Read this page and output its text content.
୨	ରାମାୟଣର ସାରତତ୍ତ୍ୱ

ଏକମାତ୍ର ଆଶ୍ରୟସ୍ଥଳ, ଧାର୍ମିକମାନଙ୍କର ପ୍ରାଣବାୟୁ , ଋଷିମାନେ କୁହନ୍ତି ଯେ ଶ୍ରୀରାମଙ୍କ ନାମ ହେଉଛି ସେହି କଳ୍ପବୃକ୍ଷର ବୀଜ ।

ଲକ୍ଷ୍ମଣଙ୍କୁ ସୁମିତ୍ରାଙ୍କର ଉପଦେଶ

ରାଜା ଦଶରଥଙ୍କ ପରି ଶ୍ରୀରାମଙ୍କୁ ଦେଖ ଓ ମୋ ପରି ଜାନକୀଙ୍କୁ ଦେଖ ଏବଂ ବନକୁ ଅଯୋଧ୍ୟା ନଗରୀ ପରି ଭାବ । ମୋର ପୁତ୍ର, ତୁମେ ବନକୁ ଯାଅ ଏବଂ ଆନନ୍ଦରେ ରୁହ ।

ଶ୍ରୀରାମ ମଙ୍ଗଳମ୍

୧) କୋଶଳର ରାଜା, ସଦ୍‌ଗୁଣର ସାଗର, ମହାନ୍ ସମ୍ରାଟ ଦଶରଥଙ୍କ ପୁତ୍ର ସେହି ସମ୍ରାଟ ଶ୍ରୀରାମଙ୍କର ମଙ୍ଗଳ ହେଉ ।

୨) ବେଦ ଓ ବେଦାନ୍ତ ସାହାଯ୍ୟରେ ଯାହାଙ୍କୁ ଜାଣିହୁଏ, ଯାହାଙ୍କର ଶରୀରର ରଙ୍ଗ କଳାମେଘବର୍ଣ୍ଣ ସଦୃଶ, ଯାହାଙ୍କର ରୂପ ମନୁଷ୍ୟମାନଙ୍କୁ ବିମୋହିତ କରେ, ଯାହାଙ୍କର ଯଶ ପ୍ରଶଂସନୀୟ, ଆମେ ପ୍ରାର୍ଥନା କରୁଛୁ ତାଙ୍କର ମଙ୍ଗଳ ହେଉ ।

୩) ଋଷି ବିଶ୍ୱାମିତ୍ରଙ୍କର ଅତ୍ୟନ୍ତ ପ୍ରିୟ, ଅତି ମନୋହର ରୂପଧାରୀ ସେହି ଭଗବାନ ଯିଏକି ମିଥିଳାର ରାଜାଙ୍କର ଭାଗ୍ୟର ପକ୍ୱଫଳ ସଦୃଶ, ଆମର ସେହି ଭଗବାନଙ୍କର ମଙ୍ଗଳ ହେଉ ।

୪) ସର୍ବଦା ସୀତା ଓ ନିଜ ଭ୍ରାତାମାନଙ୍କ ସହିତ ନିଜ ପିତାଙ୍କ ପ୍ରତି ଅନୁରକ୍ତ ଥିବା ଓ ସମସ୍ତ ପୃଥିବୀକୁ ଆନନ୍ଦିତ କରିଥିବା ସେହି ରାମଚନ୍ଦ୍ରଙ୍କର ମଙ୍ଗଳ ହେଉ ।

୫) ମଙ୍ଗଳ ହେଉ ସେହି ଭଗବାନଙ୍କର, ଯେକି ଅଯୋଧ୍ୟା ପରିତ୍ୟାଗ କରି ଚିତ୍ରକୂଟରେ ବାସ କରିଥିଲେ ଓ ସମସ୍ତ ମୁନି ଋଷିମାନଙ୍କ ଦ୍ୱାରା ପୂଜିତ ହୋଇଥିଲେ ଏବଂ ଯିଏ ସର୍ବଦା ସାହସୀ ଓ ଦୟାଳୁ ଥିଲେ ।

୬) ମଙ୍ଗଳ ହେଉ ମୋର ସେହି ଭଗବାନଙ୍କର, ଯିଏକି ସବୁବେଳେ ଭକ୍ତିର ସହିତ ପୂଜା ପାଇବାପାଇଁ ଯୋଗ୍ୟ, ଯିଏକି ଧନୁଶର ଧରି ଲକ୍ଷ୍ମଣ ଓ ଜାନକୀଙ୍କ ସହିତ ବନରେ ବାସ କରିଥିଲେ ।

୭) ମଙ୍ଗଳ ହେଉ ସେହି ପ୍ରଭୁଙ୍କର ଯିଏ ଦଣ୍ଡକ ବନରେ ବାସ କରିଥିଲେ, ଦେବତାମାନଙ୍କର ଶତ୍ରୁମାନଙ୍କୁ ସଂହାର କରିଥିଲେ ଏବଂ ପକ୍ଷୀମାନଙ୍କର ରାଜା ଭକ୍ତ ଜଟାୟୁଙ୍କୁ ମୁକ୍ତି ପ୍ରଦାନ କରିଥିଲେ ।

→ WRITTEN PROBLEM: Reproduce the material above exactly; please quote every line of it.

→ COMPLETE ANSWER:
Read this page and output its text content.
୨	ରାମାୟଣର ସାରତତ୍ତ୍ୱ

ଏକମାତ୍ର ଆଶ୍ରୟସ୍ଥଳ, ଧାର୍ମିକମାନଙ୍କର ପ୍ରାଣବାୟୁ , ଋଷିମାନେ କୁହନ୍ତି ଯେ ଶ୍ରୀରାମଙ୍କ ନାମ ହେଉଛି ସେହି କଳ୍ପବୃକ୍ଷର ବୀଜ ।

ଲକ୍ଷ୍ମଣଙ୍କୁ ସୁମିତ୍ରାଙ୍କର ଉପଦେଶ

ରାଜା ଦଶରଥଙ୍କ ପରି ଶ୍ରୀରାମଙ୍କୁ ଦେଖ ଓ ମୋ ପରି ଜାନକୀଙ୍କୁ ଦେଖ ଏବଂ ବନକୁ ଅଯୋଧ୍ୟା ନଗରୀ ପରି ଭାବ । ମୋର ପୁତ୍ର, ତୁମେ ବନକୁ ଯାଅ ଏବଂ ଆନନ୍ଦରେ ରୁହ ।

ଶ୍ରୀରାମ ମଙ୍ଗଳମ୍

୧) କୋଶଳର ରାଜା, ସଦ୍‌ଗୁଣର ସାଗର, ମହାନ୍ ସମ୍ରାଟ ଦଶରଥଙ୍କ ପୁତ୍ର ସେହି ସମ୍ରାଟ ଶ୍ରୀରାମଙ୍କର ମଙ୍ଗଳ ହେଉ ।

୨) ବେଦ ଓ ବେଦାନ୍ତ ସାହାଯ୍ୟରେ ଯାହାଙ୍କୁ ଜାଣିହୁଏ, ଯାହାଙ୍କର ଶରୀରର ରଙ୍ଗ କଳାମେଘବର୍ଣ୍ଣ ସଦୃଶ, ଯାହାଙ୍କର ରୂପ ମନୁଷ୍ୟମାନଙ୍କୁ ବିମୋହିତ କରେ, ଯାହାଙ୍କର ଯଶ ପ୍ରଶଂସନୀୟ, ଆମେ ପ୍ରାର୍ଥନା କରୁଛୁ ତାଙ୍କର ମଙ୍ଗଳ ହେଉ ।

୩) ଋଷି ବିଶ୍ୱାମିତ୍ରଙ୍କର ଅତ୍ୟନ୍ତ ପ୍ରିୟ, ଅତି ମନୋହର ରୂପଧାରୀ ସେହି ଭଗବାନ ଯିଏକି ମିଥିଳାର ରାଜାଙ୍କର ଭାଗ୍ୟର ପକ୍ୱଫଳ ସଦୃଶ, ଆମର ସେହି ଭଗବାନଙ୍କର ମଙ୍ଗଳ ହେଉ ।

୪) ସର୍ବଦା ସୀତା ଓ ନିଜ ଭ୍ରାତାମାନଙ୍କ ସହିତ ନିଜ ପିତାଙ୍କ ପ୍ରତି ଅନୁରକ୍ତ ଥିବା ଓ ସମସ୍ତ ପୃଥିବୀକୁ ଆନନ୍ଦିତ କରିଥିବା ସେହି ରାମଚନ୍ଦ୍ରଙ୍କର ମଙ୍ଗଳ ହେଉ ।

୫) ମଙ୍ଗଳ ହେଉ ସେହି ଭଗବାନଙ୍କର, ଯେକି ଅଯୋଧ୍ୟା ପରିତ୍ୟାଗ କରି ଚିତ୍ରକୂଟରେ ବାସ କରିଥିଲେ ଓ ସମସ୍ତ ମୁନି ଋଷିମାନଙ୍କ ଦ୍ୱାରା ପୂଜିତ ହୋଇଥିଲେ ଏବଂ ଯିଏ ସର୍ବଦା ସାହସୀ ଓ ଦୟାଳୁ ଥିଲେ ।

୬) ମଙ୍ଗଳ ହେଉ ମୋର ସେହି ଭଗବାନଙ୍କର, ଯିଏକି ସବୁବେଳେ ଭକ୍ତିର ସହିତ ପୂଜା ପାଇବାପାଇଁ ଯୋଗ୍ୟ, ଯିଏକି ଧନୁଶର ଧରି ଲକ୍ଷ୍ମଣ ଓ ଜାନକୀଙ୍କ ସହିତ ବନରେ ବାସ କରିଥିଲେ ।

୭) ମଙ୍ଗଳ ହେଉ ସେହି ପ୍ରଭୁଙ୍କର ଯିଏ ଦଣ୍ଡକ ବନରେ ବାସ କରିଥିଲେ, ଦେବତାମାନଙ୍କର ଶତ୍ରୁମାନଙ୍କୁ ସଂହାର କରିଥିଲେ ଏବଂ ପକ୍ଷୀମାନଙ୍କର ରାଜା ଭକ୍ତ ଜଟାୟୁଙ୍କୁ ମୁକ୍ତି ପ୍ରଦାନ କରିଥିଲେ ।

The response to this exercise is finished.